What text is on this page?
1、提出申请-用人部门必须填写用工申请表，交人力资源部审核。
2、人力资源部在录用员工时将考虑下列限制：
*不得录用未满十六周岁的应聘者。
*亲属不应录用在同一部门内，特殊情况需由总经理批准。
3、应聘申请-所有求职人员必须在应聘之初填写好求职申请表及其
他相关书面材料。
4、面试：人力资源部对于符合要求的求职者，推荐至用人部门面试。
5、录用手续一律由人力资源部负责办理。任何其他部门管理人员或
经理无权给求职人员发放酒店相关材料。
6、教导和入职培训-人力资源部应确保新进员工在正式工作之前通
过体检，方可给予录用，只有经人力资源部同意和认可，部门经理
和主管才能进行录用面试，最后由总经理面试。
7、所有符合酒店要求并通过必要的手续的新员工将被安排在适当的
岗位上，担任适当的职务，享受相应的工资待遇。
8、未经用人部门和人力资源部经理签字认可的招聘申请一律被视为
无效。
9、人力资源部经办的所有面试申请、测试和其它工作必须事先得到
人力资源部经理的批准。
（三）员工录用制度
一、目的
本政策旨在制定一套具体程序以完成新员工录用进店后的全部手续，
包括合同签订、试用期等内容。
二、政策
---
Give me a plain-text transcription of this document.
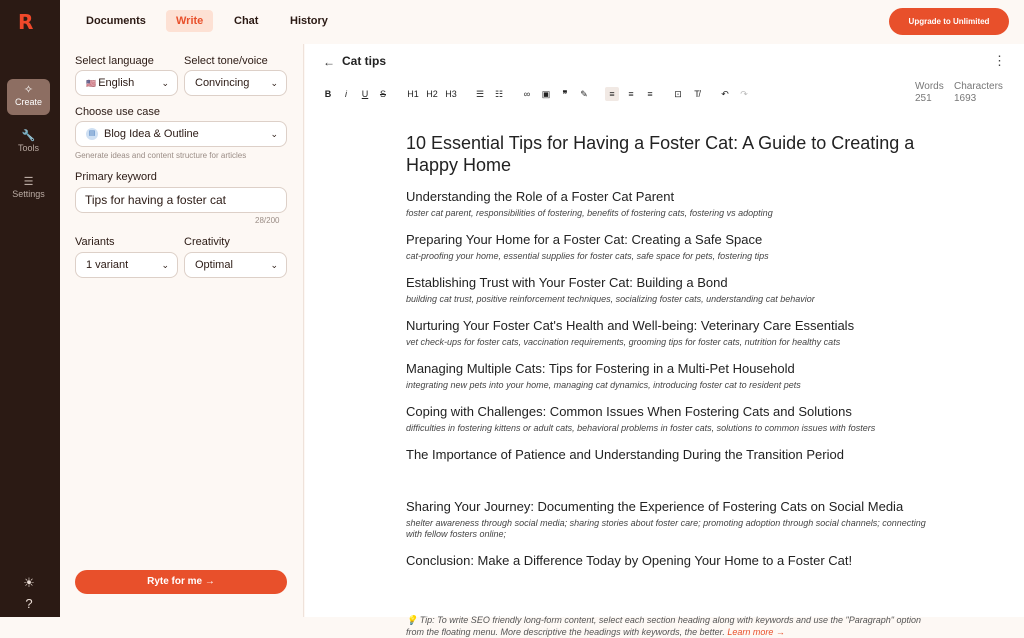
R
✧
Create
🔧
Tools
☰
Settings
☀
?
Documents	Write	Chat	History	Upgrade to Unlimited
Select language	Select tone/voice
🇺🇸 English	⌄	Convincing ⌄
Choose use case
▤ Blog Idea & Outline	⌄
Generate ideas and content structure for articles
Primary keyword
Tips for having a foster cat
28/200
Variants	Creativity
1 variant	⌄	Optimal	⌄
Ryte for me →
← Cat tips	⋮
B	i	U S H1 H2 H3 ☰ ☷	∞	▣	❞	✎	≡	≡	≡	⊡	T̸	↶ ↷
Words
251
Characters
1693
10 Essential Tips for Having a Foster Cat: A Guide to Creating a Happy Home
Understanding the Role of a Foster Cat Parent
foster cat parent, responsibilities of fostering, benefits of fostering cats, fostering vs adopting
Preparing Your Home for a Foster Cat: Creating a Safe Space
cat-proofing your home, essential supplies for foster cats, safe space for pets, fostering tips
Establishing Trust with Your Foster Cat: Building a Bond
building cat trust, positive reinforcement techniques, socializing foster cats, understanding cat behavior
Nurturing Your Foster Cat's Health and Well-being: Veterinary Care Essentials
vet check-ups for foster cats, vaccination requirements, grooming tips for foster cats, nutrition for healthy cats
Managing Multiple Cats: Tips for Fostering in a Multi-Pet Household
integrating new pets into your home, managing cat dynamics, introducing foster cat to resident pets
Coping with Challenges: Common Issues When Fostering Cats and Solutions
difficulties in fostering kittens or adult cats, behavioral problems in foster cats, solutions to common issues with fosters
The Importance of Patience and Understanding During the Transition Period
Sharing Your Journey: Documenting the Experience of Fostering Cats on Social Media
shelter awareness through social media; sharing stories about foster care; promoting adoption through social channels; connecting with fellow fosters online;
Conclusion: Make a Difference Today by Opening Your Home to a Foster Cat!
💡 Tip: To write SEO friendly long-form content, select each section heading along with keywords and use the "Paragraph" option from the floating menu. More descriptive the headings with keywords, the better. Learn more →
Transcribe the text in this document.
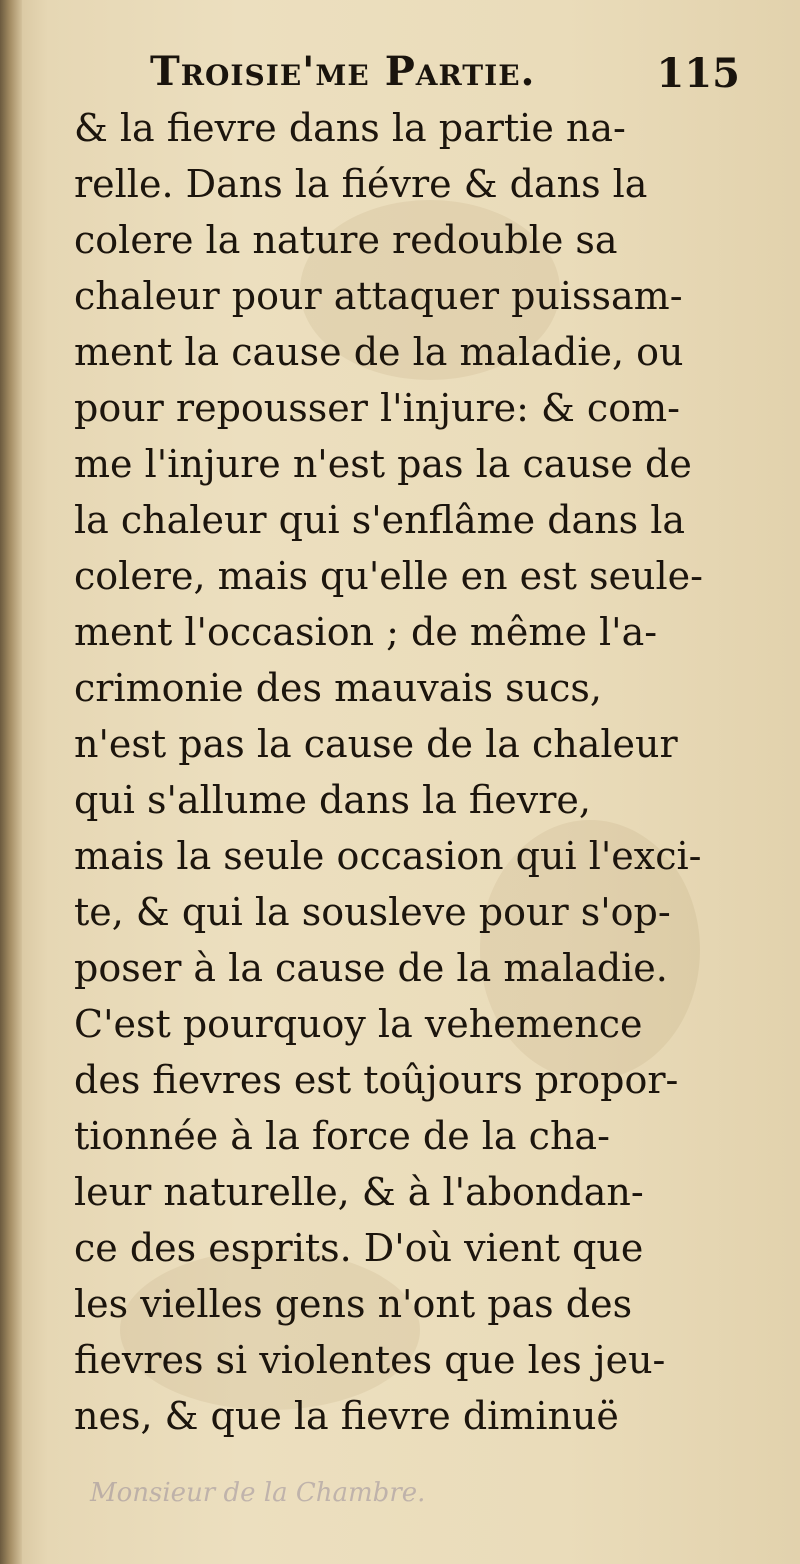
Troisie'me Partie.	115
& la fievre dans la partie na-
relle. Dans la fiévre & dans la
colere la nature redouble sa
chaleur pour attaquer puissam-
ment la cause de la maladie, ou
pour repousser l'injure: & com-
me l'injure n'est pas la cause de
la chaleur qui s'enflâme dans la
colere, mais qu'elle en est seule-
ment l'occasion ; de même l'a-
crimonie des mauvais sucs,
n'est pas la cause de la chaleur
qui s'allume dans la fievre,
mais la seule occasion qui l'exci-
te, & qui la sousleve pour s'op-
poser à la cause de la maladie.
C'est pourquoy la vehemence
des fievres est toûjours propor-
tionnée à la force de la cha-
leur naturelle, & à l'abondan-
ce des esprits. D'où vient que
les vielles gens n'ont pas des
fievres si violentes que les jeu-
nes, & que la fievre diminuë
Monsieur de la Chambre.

▶ **Task objective**: In the listing above, find the lines holding the word "content" and copy them.

▶ **Reply**:
Generate ideas and content structure for articles
💡 Tip: To write SEO friendly long-form content, select each section heading along with keywords and use the "Paragraph" option from the floating menu. More descriptive the headings with keywords, the better. Learn more →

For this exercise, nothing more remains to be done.